* _PROBLEM REQUIREMENTS_: Leave the pictures out, and retype all of the material exactly as written.

* _PROVIDED DATA_:
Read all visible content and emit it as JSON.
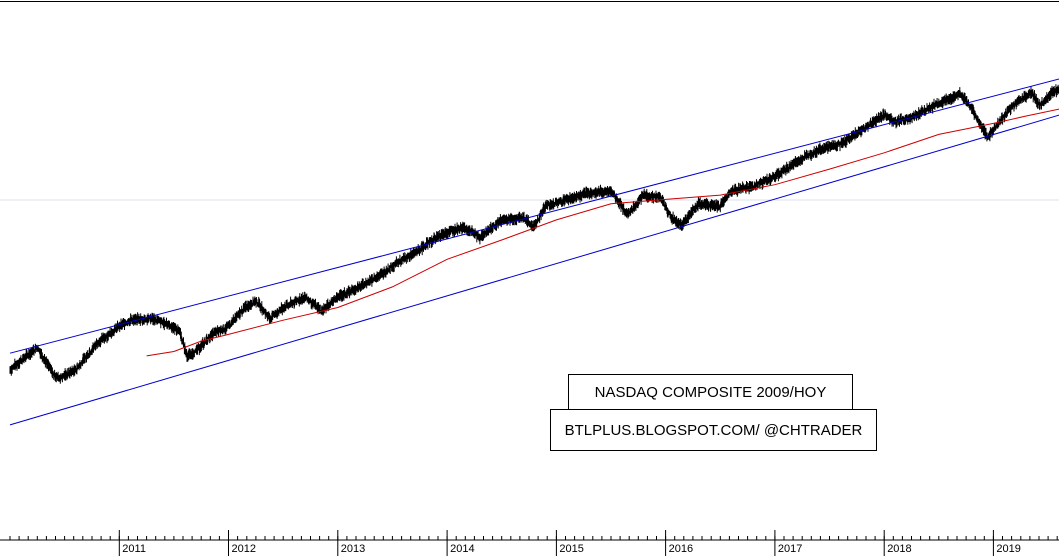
{
  "chart_data": {
    "type": "line",
    "title": "NASDAQ COMPOSITE 2009/HOY",
    "subtitle": "BTLPLUS.BLOGSPOT.COM/ @CHTRADER",
    "xlabel": "",
    "ylabel": "",
    "x_ticks": [
      "2011",
      "2012",
      "2013",
      "2014",
      "2015",
      "2016",
      "2017",
      "2018",
      "2019"
    ],
    "x_range": [
      2010.0,
      2019.6
    ],
    "y_scale": "log",
    "grid": "single faint horizontal reference line",
    "series": [
      {
        "color": "#000000",
        "style": "daily price bars",
        "points": [
          [
            2010.0,
            2200
          ],
          [
            2010.1,
            2300
          ],
          [
            2010.25,
            2450
          ],
          [
            2010.4,
            2150
          ],
          [
            2010.45,
            2120
          ],
          [
            2010.6,
            2200
          ],
          [
            2010.8,
            2500
          ],
          [
            2011.0,
            2700
          ],
          [
            2011.1,
            2780
          ],
          [
            2011.3,
            2800
          ],
          [
            2011.45,
            2720
          ],
          [
            2011.55,
            2650
          ],
          [
            2011.62,
            2350
          ],
          [
            2011.7,
            2400
          ],
          [
            2011.85,
            2600
          ],
          [
            2012.0,
            2700
          ],
          [
            2012.15,
            2950
          ],
          [
            2012.25,
            3050
          ],
          [
            2012.38,
            2800
          ],
          [
            2012.5,
            2950
          ],
          [
            2012.7,
            3100
          ],
          [
            2012.85,
            2900
          ],
          [
            2013.0,
            3100
          ],
          [
            2013.2,
            3250
          ],
          [
            2013.4,
            3450
          ],
          [
            2013.55,
            3650
          ],
          [
            2013.7,
            3800
          ],
          [
            2013.9,
            4100
          ],
          [
            2014.0,
            4200
          ],
          [
            2014.15,
            4300
          ],
          [
            2014.3,
            4100
          ],
          [
            2014.5,
            4450
          ],
          [
            2014.7,
            4500
          ],
          [
            2014.79,
            4300
          ],
          [
            2014.9,
            4750
          ],
          [
            2015.1,
            4900
          ],
          [
            2015.3,
            5050
          ],
          [
            2015.5,
            5100
          ],
          [
            2015.6,
            4750
          ],
          [
            2015.65,
            4550
          ],
          [
            2015.8,
            5000
          ],
          [
            2015.95,
            4950
          ],
          [
            2016.05,
            4500
          ],
          [
            2016.15,
            4350
          ],
          [
            2016.3,
            4800
          ],
          [
            2016.5,
            4750
          ],
          [
            2016.6,
            5100
          ],
          [
            2016.8,
            5200
          ],
          [
            2017.0,
            5450
          ],
          [
            2017.2,
            5850
          ],
          [
            2017.4,
            6200
          ],
          [
            2017.6,
            6350
          ],
          [
            2017.8,
            6800
          ],
          [
            2018.0,
            7300
          ],
          [
            2018.1,
            7050
          ],
          [
            2018.25,
            7200
          ],
          [
            2018.5,
            7700
          ],
          [
            2018.7,
            8050
          ],
          [
            2018.8,
            7500
          ],
          [
            2018.95,
            6550
          ],
          [
            2019.0,
            6800
          ],
          [
            2019.2,
            7700
          ],
          [
            2019.35,
            8100
          ],
          [
            2019.42,
            7600
          ],
          [
            2019.55,
            8150
          ],
          [
            2019.62,
            8250
          ]
        ]
      },
      {
        "color": "#cc0000",
        "style": "moving average",
        "points": [
          [
            2011.25,
            2350
          ],
          [
            2011.5,
            2400
          ],
          [
            2011.75,
            2520
          ],
          [
            2012.0,
            2600
          ],
          [
            2012.5,
            2780
          ],
          [
            2013.0,
            2950
          ],
          [
            2013.5,
            3250
          ],
          [
            2014.0,
            3700
          ],
          [
            2014.5,
            4050
          ],
          [
            2015.0,
            4450
          ],
          [
            2015.5,
            4800
          ],
          [
            2016.0,
            4900
          ],
          [
            2016.5,
            5000
          ],
          [
            2017.0,
            5250
          ],
          [
            2017.5,
            5650
          ],
          [
            2018.0,
            6100
          ],
          [
            2018.5,
            6650
          ],
          [
            2019.0,
            7000
          ],
          [
            2019.3,
            7250
          ],
          [
            2019.62,
            7500
          ]
        ]
      },
      {
        "color": "#0000cc",
        "style": "upper channel line",
        "points": [
          [
            2010.0,
            2380
          ],
          [
            2019.62,
            8650
          ]
        ]
      },
      {
        "color": "#0000cc",
        "style": "lower channel line",
        "points": [
          [
            2010.0,
            1700
          ],
          [
            2019.62,
            7300
          ]
        ]
      }
    ]
  }
}
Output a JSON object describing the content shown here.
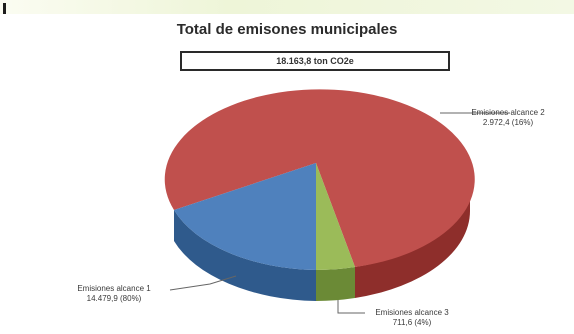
{
  "chart_data": {
    "type": "pie",
    "title": "Total de emisones municipales",
    "subtitle": "18.163,8 ton CO2e",
    "slices": [
      {
        "name": "Emisiones alcance 1",
        "value": 14479.9,
        "percent": "80%",
        "value_label": "14.479,9 (80%)",
        "color": "#4f81bd"
      },
      {
        "name": "Emisiones alcance 2",
        "value": 2972.4,
        "percent": "16%",
        "value_label": "2.972,4 (16%)",
        "color": "#c0504d"
      },
      {
        "name": "Emisiones alcance 3",
        "value": 711.6,
        "percent": "4%",
        "value_label": "711,6 (4%)",
        "color": "#9bbb59"
      }
    ]
  },
  "colors": {
    "alcance_1_side": "#2f5a8c",
    "alcance_2_side": "#8e2e2b",
    "alcance_3_side": "#6b8a36"
  }
}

* _SOLVED PROBLEM_:
Read all visible content and emit it as JSON.
{
  "chart_data": {
    "type": "line",
    "title": "NASDAQ COMPOSITE 2009/HOY",
    "subtitle": "BTLPLUS.BLOGSPOT.COM/ @CHTRADER",
    "xlabel": "",
    "ylabel": "",
    "x_ticks": [
      "2011",
      "2012",
      "2013",
      "2014",
      "2015",
      "2016",
      "2017",
      "2018",
      "2019"
    ],
    "x_range": [
      2010.0,
      2019.6
    ],
    "y_scale": "log",
    "grid": "single faint horizontal reference line",
    "series": [
      {
        "color": "#000000",
        "style": "daily price bars",
        "points": [
          [
            2010.0,
            2200
          ],
          [
            2010.1,
            2300
          ],
          [
            2010.25,
            2450
          ],
          [
            2010.4,
            2150
          ],
          [
            2010.45,
            2120
          ],
          [
            2010.6,
            2200
          ],
          [
            2010.8,
            2500
          ],
          [
            2011.0,
            2700
          ],
          [
            2011.1,
            2780
          ],
          [
            2011.3,
            2800
          ],
          [
            2011.45,
            2720
          ],
          [
            2011.55,
            2650
          ],
          [
            2011.62,
            2350
          ],
          [
            2011.7,
            2400
          ],
          [
            2011.85,
            2600
          ],
          [
            2012.0,
            2700
          ],
          [
            2012.15,
            2950
          ],
          [
            2012.25,
            3050
          ],
          [
            2012.38,
            2800
          ],
          [
            2012.5,
            2950
          ],
          [
            2012.7,
            3100
          ],
          [
            2012.85,
            2900
          ],
          [
            2013.0,
            3100
          ],
          [
            2013.2,
            3250
          ],
          [
            2013.4,
            3450
          ],
          [
            2013.55,
            3650
          ],
          [
            2013.7,
            3800
          ],
          [
            2013.9,
            4100
          ],
          [
            2014.0,
            4200
          ],
          [
            2014.15,
            4300
          ],
          [
            2014.3,
            4100
          ],
          [
            2014.5,
            4450
          ],
          [
            2014.7,
            4500
          ],
          [
            2014.79,
            4300
          ],
          [
            2014.9,
            4750
          ],
          [
            2015.1,
            4900
          ],
          [
            2015.3,
            5050
          ],
          [
            2015.5,
            5100
          ],
          [
            2015.6,
            4750
          ],
          [
            2015.65,
            4550
          ],
          [
            2015.8,
            5000
          ],
          [
            2015.95,
            4950
          ],
          [
            2016.05,
            4500
          ],
          [
            2016.15,
            4350
          ],
          [
            2016.3,
            4800
          ],
          [
            2016.5,
            4750
          ],
          [
            2016.6,
            5100
          ],
          [
            2016.8,
            5200
          ],
          [
            2017.0,
            5450
          ],
          [
            2017.2,
            5850
          ],
          [
            2017.4,
            6200
          ],
          [
            2017.6,
            6350
          ],
          [
            2017.8,
            6800
          ],
          [
            2018.0,
            7300
          ],
          [
            2018.1,
            7050
          ],
          [
            2018.25,
            7200
          ],
          [
            2018.5,
            7700
          ],
          [
            2018.7,
            8050
          ],
          [
            2018.8,
            7500
          ],
          [
            2018.95,
            6550
          ],
          [
            2019.0,
            6800
          ],
          [
            2019.2,
            7700
          ],
          [
            2019.35,
            8100
          ],
          [
            2019.42,
            7600
          ],
          [
            2019.55,
            8150
          ],
          [
            2019.62,
            8250
          ]
        ]
      },
      {
        "color": "#cc0000",
        "style": "moving average",
        "points": [
          [
            2011.25,
            2350
          ],
          [
            2011.5,
            2400
          ],
          [
            2011.75,
            2520
          ],
          [
            2012.0,
            2600
          ],
          [
            2012.5,
            2780
          ],
          [
            2013.0,
            2950
          ],
          [
            2013.5,
            3250
          ],
          [
            2014.0,
            3700
          ],
          [
            2014.5,
            4050
          ],
          [
            2015.0,
            4450
          ],
          [
            2015.5,
            4800
          ],
          [
            2016.0,
            4900
          ],
          [
            2016.5,
            5000
          ],
          [
            2017.0,
            5250
          ],
          [
            2017.5,
            5650
          ],
          [
            2018.0,
            6100
          ],
          [
            2018.5,
            6650
          ],
          [
            2019.0,
            7000
          ],
          [
            2019.3,
            7250
          ],
          [
            2019.62,
            7500
          ]
        ]
      },
      {
        "color": "#0000cc",
        "style": "upper channel line",
        "points": [
          [
            2010.0,
            2380
          ],
          [
            2019.62,
            8650
          ]
        ]
      },
      {
        "color": "#0000cc",
        "style": "lower channel line",
        "points": [
          [
            2010.0,
            1700
          ],
          [
            2019.62,
            7300
          ]
        ]
      }
    ]
  }
}
Output a JSON object describing the content shown here.
{
  "chart_data": {
    "type": "pie",
    "title": "Total de emisones municipales",
    "subtitle": "18.163,8 ton CO2e",
    "slices": [
      {
        "name": "Emisiones alcance 1",
        "value": 14479.9,
        "percent": "80%",
        "value_label": "14.479,9 (80%)",
        "color": "#4f81bd"
      },
      {
        "name": "Emisiones alcance 2",
        "value": 2972.4,
        "percent": "16%",
        "value_label": "2.972,4 (16%)",
        "color": "#c0504d"
      },
      {
        "name": "Emisiones alcance 3",
        "value": 711.6,
        "percent": "4%",
        "value_label": "711,6 (4%)",
        "color": "#9bbb59"
      }
    ]
  },
  "colors": {
    "alcance_1_side": "#2f5a8c",
    "alcance_2_side": "#8e2e2b",
    "alcance_3_side": "#6b8a36"
  }
}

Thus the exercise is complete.